The exercise:
Copy out all the lines where "Brazil" shows up.
>> Begin
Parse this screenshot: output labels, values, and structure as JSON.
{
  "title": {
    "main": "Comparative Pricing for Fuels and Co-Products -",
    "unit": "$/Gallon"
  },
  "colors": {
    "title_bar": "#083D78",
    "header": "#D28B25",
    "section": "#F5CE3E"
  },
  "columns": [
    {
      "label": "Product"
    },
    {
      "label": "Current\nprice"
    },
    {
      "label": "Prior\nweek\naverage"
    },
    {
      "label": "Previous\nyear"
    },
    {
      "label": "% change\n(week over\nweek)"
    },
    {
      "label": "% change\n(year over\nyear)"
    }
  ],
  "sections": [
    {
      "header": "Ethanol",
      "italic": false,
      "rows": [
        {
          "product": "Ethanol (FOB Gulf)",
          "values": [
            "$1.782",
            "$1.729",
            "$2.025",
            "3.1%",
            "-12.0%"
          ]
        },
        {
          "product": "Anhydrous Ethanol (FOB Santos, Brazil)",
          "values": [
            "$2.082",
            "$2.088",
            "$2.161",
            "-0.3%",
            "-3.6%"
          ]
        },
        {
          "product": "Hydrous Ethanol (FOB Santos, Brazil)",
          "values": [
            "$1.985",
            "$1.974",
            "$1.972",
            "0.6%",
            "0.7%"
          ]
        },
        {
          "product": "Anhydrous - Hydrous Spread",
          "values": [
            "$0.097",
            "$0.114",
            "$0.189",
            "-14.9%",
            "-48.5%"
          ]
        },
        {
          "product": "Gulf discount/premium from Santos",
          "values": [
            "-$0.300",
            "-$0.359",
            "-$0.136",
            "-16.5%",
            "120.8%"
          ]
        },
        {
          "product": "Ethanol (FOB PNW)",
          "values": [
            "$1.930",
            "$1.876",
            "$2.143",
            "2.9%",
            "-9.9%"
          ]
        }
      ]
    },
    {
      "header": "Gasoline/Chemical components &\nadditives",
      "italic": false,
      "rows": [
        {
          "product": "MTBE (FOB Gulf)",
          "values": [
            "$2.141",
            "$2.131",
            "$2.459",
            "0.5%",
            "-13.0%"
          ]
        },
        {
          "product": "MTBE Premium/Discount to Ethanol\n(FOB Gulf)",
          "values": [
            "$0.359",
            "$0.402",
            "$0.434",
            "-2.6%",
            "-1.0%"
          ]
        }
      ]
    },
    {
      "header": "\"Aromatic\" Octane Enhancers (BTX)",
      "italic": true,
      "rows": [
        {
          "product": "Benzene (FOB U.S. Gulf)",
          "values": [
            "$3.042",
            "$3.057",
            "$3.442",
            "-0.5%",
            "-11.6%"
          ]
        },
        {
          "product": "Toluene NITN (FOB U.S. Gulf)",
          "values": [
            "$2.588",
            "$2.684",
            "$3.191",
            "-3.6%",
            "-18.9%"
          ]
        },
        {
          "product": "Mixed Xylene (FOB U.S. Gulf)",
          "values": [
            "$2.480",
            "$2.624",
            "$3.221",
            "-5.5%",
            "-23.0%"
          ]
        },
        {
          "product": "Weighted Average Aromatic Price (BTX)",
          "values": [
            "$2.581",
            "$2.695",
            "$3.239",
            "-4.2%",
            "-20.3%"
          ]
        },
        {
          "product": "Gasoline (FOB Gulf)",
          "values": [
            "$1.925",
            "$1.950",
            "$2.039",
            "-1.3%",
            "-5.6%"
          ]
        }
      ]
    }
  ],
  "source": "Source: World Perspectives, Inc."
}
>> End
Response to the exercise:
          "product": "Anhydrous Ethanol (FOB Santos, Brazil)",
          "product": "Hydrous Ethanol (FOB Santos, Brazil)",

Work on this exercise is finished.